───── INPUT RECORDS

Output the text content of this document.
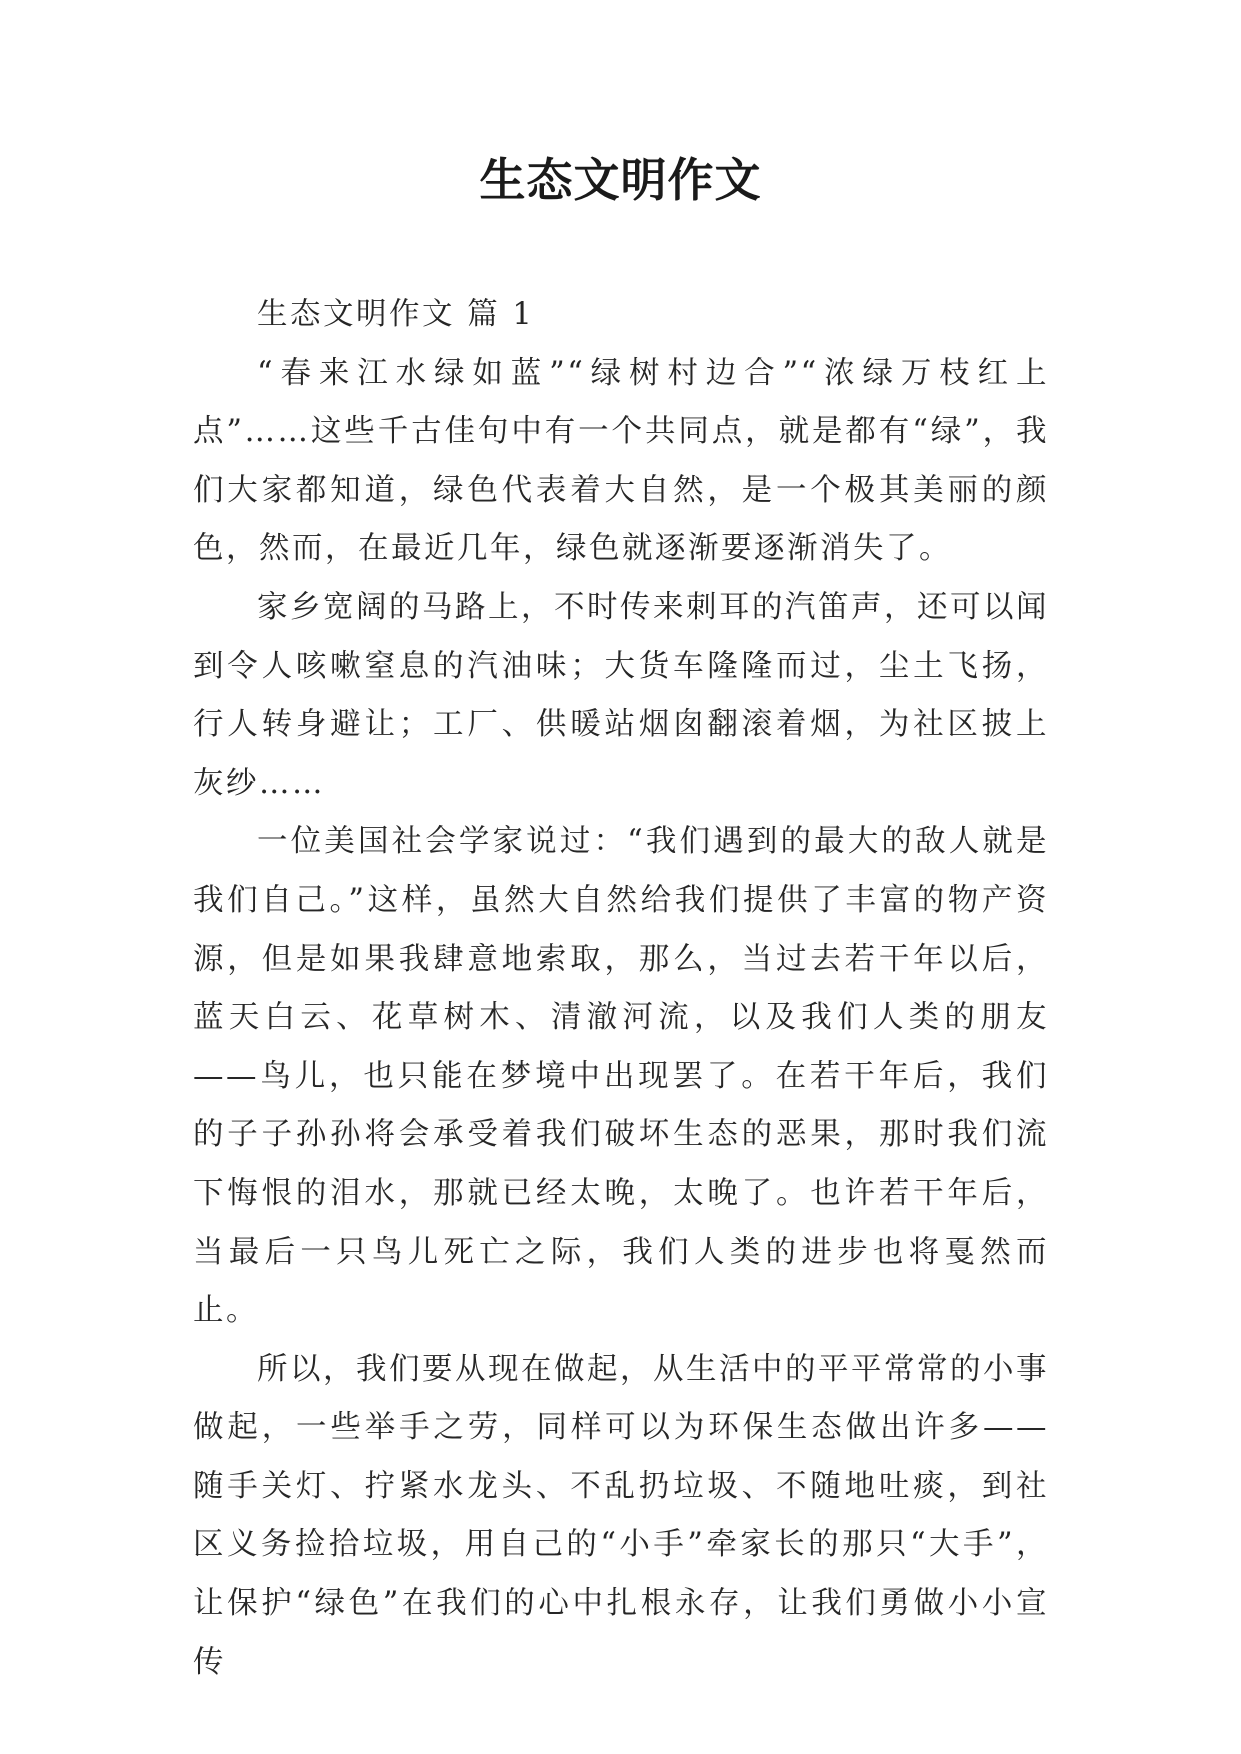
生态文明作文

生态文明作文 篇 1

“春来江水绿如蓝”“绿树村边合”“浓绿万枝红上点”……这些千古佳句中有一个共同点，就是都有“绿”，我们大家都知道，绿色代表着大自然，是一个极其美丽的颜色，然而，在最近几年，绿色就逐渐要逐渐消失了。

家乡宽阔的马路上，不时传来刺耳的汽笛声，还可以闻到令人咳嗽窒息的汽油味；大货车隆隆而过，尘土飞扬，行人转身避让；工厂、供暖站烟囱翻滚着烟，为社区披上灰纱……

一位美国社会学家说过：“我们遇到的最大的敌人就是我们自己。”这样，虽然大自然给我们提供了丰富的物产资源，但是如果我肆意地索取，那么，当过去若干年以后，蓝天白云、花草树木、清澈河流，以及我们人类的朋友——鸟儿，也只能在梦境中出现罢了。在若干年后，我们的子子孙孙将会承受着我们破坏生态的恶果，那时我们流下悔恨的泪水，那就已经太晚，太晚了。也许若干年后，当最后一只鸟儿死亡之际，我们人类的进步也将戛然而止。

所以，我们要从现在做起，从生活中的平平常常的小事做起，一些举手之劳，同样可以为环保生态做出许多——随手关灯、拧紧水龙头、不乱扔垃圾、不随地吐痰，到社区义务捡拾垃圾，用自己的“小手”牵家长的那只“大手”，让保护“绿色”在我们的心中扎根永存，让我们勇做小小宣传
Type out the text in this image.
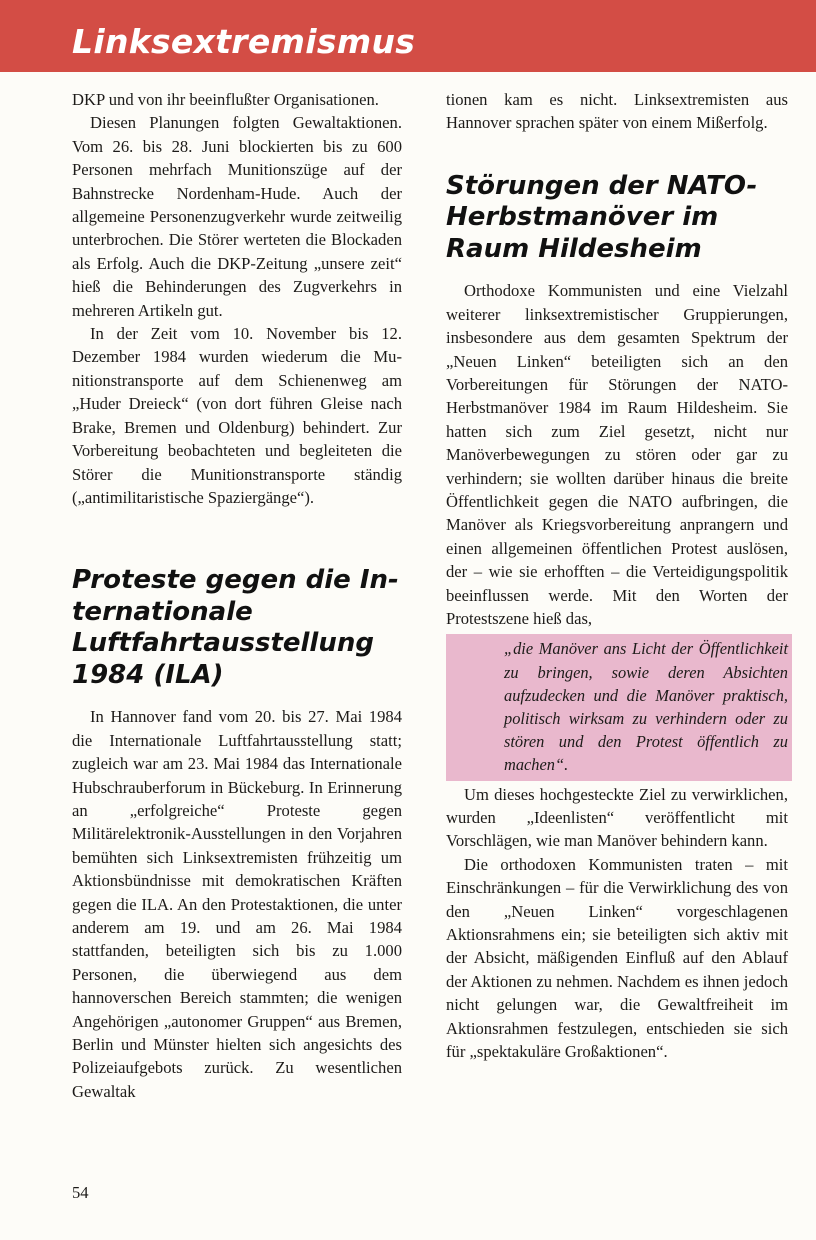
Linksextremismus

DKP und von ihr beeinflußter Organisationen.

Diesen Planungen folgten Gewaltaktionen. Vom 26. bis 28. Juni blockierten bis zu 600 Personen mehrfach Munitionszüge auf der Bahnstrecke Nordenham-Hude. Auch der allgemeine Personenzugverkehr wurde zeitweilig unterbrochen. Die Störer werteten die Blockaden als Erfolg. Auch die DKP-Zeitung „unsere zeit“ hieß die Behinderungen des Zugverkehrs in mehreren Artikeln gut.

In der Zeit vom 10. November bis 12. Dezember 1984 wurden wiederum die Munitionstransporte auf dem Schienenweg am „Huder Dreieck“ (von dort führen Gleise nach Brake, Bremen und Oldenburg) behindert. Zur Vorbereitung beobachteten und begleiteten die Störer die Munitionstransporte ständig („antimilitaristische Spaziergänge“).

Proteste gegen die Internationale Luftfahrtausstellung 1984 (ILA)

In Hannover fand vom 20. bis 27. Mai 1984 die Internationale Luftfahrtausstellung statt; zugleich war am 23. Mai 1984 das Internationale Hubschrauberforum in Bückeburg. In Erinnerung an „erfolgreiche“ Proteste gegen Militärelektronik-Ausstellungen in den Vorjahren bemühten sich Linksextremisten frühzeitig um Aktionsbündnisse mit demokratischen Kräften gegen die ILA. An den Protestaktionen, die unter anderem am 19. und am 26. Mai 1984 stattfanden, beteiligten sich bis zu 1.000 Personen, die überwiegend aus dem hannoverschen Bereich stammten; die wenigen Angehörigen „autonomer Gruppen“ aus Bremen, Berlin und Münster hielten sich angesichts des Polizeiaufgebots zurück. Zu wesentlichen Gewaltak

tionen kam es nicht. Linksextremisten aus Hannover sprachen später von einem Mißerfolg.

Störungen der NATO-Herbstmanöver im Raum Hildesheim

Orthodoxe Kommunisten und eine Vielzahl weiterer linksextremistischer Gruppierungen, insbesondere aus dem gesamten Spektrum der „Neuen Linken“ beteiligten sich an den Vorbereitungen für Störungen der NATO-Herbstmanöver 1984 im Raum Hildesheim. Sie hatten sich zum Ziel gesetzt, nicht nur Manöverbewegungen zu stören oder gar zu verhindern; sie wollten darüber hinaus die breite Öffentlichkeit gegen die NATO aufbringen, die Manöver als Kriegsvorbereitung anprangern und einen allgemeinen öffentlichen Protest auslösen, der – wie sie erhofften – die Verteidigungspolitik beeinflussen werde. Mit den Worten der Protestszene hieß das,

„die Manöver ans Licht der Öffentlichkeit zu bringen, sowie deren Absichten aufzudecken und die Manöver praktisch, politisch wirksam zu verhindern oder zu stören und den Protest öffentlich zu machen“.

Um dieses hochgesteckte Ziel zu verwirklichen, wurden „Ideenlisten“ veröffentlicht mit Vorschlägen, wie man Manöver behindern kann.

Die orthodoxen Kommunisten traten – mit Einschränkungen – für die Verwirklichung des von den „Neuen Linken“ vorgeschlagenen Aktionsrahmens ein; sie beteiligten sich aktiv mit der Absicht, mäßigenden Einfluß auf den Ablauf der Aktionen zu nehmen. Nachdem es ihnen jedoch nicht gelungen war, die Gewaltfreiheit im Aktionsrahmen festzulegen, entschieden sie sich für „spektakuläre Großaktionen“.

54
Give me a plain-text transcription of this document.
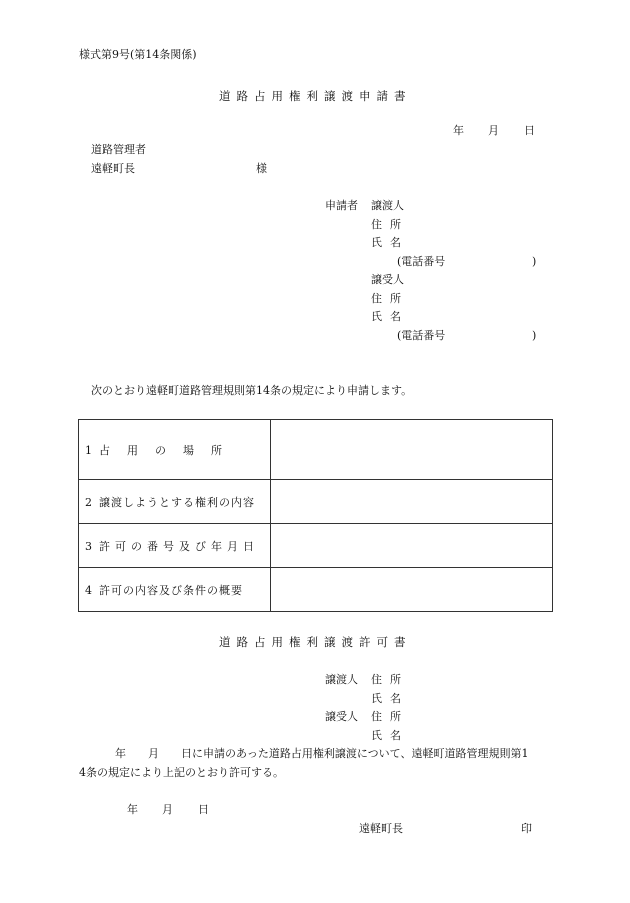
様式第9号(第14条関係)
道路占用権利譲渡申請書
年 月 日
道路管理者
遠軽町長	様
申請者 譲渡人
住所
氏名
(電話番号	)
譲受人
住所
氏名
(電話番号	)
次のとおり遠軽町道路管理規則第14条の規定により申請します。
1 占用の場所	
2 譲渡しようとする権利の内容	
3 許可の番号及び年月日	
4 許可の内容及び条件の概要	
道路占用権利譲渡許可書
譲渡人 住所
氏名
譲受人 住所
氏名
年　　月　　日に申請のあった道路占用権利譲渡について、遠軽町道路管理規則第1
4条の規定により上記のとおり許可する。
年 月 日
遠軽町長	印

──────────

§ WRITTEN PROBLEM: Go through the material and select each line with the string "NATO" in it.

§ WRITTEN ANSWER:
Störungen der NATO-Herbstmanöver im Raum Hildesheim
Orthodoxe Kommunisten und eine Vielzahl weiterer linksextremistischer Gruppierungen, insbesondere aus dem gesamten Spektrum der „Neuen Linken“ beteiligten sich an den Vorbereitungen für Störungen der NATO-Herbstmanöver 1984 im Raum Hildesheim. Sie hatten sich zum Ziel gesetzt, nicht nur Manöverbewegungen zu stören oder gar zu verhindern; sie wollten darüber hinaus die breite Öffentlichkeit gegen die NATO aufbringen, die Manöver als Kriegsvorbereitung anprangern und einen allgemeinen öffentlichen Protest auslösen, der – wie sie erhofften – die Verteidigungspolitik beeinflussen werde. Mit den Worten der Protestszene hieß das,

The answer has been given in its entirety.